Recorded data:
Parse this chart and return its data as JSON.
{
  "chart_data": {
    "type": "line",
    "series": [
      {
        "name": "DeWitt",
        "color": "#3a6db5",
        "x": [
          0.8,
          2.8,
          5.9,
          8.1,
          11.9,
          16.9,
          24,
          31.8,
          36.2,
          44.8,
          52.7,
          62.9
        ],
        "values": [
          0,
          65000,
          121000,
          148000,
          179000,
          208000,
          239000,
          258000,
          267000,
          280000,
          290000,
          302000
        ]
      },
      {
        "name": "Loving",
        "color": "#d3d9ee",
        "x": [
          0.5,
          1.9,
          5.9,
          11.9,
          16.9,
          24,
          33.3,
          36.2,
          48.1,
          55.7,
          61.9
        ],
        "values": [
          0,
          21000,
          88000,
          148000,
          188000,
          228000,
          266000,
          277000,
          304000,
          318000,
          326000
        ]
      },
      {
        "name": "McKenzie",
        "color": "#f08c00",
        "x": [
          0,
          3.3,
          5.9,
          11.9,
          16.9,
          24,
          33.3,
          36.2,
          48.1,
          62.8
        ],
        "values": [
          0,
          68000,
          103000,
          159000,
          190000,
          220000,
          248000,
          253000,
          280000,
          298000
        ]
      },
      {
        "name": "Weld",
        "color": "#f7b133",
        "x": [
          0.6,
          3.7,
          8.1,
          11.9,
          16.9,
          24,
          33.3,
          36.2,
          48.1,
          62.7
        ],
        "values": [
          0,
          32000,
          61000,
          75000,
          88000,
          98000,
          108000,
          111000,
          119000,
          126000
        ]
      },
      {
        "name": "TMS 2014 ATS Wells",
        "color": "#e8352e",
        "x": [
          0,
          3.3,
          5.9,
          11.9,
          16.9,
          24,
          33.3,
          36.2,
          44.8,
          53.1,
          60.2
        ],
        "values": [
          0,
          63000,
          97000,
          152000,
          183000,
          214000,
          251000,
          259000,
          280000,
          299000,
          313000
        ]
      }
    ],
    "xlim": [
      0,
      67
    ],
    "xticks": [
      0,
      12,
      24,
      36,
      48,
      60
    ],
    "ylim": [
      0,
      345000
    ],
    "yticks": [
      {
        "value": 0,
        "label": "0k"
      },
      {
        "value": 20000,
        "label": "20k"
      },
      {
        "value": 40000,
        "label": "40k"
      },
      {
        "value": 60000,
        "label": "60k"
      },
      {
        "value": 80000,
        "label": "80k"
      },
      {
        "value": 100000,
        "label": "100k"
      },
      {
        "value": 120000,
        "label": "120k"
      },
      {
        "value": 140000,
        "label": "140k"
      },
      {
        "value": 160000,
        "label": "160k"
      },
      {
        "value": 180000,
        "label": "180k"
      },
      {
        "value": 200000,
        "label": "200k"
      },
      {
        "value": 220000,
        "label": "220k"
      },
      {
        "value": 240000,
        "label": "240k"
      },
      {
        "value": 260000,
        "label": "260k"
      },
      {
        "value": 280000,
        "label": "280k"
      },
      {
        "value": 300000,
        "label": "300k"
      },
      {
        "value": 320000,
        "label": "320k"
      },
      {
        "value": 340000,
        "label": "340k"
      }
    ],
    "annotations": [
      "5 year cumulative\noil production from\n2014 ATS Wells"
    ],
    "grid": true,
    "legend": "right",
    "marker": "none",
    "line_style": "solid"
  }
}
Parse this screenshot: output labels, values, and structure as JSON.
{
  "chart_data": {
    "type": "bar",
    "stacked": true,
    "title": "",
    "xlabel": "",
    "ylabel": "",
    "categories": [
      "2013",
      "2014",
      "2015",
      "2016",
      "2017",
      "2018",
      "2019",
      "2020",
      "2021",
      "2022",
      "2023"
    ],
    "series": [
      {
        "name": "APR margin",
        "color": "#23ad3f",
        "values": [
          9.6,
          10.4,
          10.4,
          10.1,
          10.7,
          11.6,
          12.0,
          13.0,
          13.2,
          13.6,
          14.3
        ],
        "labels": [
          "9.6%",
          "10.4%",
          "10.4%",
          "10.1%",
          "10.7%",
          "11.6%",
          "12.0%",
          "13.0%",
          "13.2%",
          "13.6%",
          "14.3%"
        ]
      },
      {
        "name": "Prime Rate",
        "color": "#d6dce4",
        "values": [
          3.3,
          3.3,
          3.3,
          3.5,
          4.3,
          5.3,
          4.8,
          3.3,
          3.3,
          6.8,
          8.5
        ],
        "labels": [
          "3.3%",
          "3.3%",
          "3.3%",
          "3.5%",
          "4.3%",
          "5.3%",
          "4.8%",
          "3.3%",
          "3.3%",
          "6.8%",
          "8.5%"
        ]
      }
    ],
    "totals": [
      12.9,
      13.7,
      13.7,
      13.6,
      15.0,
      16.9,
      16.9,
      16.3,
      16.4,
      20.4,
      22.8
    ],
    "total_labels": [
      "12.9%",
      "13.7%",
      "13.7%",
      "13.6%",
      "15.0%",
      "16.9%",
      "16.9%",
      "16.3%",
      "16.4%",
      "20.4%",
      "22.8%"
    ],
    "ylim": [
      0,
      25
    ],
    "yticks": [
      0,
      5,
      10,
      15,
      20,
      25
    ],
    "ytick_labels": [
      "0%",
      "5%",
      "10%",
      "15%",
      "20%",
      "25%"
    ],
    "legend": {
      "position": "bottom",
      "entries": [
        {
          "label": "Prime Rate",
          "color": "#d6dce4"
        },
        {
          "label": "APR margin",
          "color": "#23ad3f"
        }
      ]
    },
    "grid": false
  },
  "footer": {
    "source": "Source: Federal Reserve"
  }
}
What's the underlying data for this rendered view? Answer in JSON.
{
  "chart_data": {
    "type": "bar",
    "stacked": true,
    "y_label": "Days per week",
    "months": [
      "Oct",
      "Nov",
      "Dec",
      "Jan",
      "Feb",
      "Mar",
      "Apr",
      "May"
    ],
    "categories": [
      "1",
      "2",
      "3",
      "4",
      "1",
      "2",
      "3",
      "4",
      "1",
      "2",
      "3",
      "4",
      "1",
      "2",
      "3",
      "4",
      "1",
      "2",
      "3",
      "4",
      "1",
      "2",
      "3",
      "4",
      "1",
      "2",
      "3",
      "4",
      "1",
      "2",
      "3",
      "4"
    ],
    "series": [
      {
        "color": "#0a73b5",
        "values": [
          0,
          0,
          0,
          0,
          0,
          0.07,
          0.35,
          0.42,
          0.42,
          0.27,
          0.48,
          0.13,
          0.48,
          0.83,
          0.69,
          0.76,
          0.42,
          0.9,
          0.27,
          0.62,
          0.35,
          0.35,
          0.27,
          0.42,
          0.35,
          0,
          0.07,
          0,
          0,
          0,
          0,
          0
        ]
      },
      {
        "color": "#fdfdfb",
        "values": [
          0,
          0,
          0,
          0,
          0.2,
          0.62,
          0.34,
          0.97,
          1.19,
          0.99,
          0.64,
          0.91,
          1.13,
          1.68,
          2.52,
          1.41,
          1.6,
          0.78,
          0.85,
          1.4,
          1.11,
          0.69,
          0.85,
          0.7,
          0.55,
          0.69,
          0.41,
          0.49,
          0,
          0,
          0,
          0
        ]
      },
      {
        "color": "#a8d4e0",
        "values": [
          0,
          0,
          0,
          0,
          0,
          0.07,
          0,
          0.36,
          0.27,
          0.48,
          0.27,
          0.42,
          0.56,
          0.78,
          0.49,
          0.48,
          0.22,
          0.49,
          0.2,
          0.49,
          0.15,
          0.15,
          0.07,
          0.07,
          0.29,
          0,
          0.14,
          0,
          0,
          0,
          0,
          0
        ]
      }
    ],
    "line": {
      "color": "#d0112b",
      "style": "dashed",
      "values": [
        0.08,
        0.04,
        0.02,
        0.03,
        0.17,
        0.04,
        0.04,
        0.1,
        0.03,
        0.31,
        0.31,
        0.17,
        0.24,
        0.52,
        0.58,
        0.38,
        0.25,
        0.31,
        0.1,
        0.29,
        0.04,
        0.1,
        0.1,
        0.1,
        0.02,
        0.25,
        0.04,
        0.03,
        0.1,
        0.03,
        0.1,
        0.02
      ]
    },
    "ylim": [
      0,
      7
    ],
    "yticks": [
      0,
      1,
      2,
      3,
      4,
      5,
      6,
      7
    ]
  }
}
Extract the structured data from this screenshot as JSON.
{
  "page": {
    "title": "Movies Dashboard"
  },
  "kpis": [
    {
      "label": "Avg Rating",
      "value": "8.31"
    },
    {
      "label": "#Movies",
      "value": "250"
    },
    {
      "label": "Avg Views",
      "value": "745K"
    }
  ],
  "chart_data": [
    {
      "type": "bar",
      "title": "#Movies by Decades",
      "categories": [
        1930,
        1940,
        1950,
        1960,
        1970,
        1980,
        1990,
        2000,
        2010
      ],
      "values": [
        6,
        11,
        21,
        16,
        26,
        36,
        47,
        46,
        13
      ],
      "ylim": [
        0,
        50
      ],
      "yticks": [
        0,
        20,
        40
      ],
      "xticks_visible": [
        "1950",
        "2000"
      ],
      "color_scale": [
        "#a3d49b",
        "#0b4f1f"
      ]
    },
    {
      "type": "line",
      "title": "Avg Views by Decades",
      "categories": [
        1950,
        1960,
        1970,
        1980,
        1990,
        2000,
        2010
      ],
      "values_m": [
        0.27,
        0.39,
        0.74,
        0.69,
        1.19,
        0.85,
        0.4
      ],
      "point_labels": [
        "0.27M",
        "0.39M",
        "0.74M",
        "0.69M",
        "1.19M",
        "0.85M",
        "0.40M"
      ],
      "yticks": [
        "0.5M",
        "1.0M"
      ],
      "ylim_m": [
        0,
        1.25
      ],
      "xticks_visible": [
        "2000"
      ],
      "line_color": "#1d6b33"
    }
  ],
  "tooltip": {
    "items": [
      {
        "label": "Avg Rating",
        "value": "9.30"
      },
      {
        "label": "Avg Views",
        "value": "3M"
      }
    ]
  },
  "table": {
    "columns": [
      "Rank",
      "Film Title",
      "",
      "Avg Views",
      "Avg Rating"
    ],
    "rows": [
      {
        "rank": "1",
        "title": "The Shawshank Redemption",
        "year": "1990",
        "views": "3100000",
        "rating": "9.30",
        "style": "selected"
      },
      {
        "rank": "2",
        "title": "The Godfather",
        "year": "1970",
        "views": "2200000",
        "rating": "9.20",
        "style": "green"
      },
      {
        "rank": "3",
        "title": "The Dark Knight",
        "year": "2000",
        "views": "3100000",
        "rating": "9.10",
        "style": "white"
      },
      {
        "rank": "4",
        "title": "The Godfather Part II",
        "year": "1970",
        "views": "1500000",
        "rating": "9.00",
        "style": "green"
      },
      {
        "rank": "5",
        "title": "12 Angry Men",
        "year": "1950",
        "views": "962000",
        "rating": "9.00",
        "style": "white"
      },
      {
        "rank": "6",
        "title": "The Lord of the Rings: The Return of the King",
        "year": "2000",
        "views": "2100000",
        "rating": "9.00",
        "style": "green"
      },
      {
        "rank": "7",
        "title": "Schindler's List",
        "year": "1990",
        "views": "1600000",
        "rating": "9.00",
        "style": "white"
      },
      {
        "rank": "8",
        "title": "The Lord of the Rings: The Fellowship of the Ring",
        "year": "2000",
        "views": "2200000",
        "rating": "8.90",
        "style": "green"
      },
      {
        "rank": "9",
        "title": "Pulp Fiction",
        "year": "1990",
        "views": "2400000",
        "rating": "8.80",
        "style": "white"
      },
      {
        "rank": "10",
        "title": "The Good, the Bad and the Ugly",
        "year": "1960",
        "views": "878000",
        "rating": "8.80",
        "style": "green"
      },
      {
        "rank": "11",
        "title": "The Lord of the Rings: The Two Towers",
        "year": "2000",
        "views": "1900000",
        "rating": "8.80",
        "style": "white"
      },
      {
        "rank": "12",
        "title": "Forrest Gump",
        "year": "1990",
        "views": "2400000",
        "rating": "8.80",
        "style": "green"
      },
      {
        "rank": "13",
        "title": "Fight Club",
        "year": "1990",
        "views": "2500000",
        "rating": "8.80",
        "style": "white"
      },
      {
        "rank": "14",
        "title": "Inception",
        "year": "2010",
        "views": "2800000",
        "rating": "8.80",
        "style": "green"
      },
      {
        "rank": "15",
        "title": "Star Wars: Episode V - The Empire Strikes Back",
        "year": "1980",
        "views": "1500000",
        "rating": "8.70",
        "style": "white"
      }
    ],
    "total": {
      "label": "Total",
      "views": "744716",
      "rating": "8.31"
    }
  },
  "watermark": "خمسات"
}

> **Request**:
Check each line of the records for the string "Godfather" and state how many lines contain it. Give only the number.

> **Result**:
2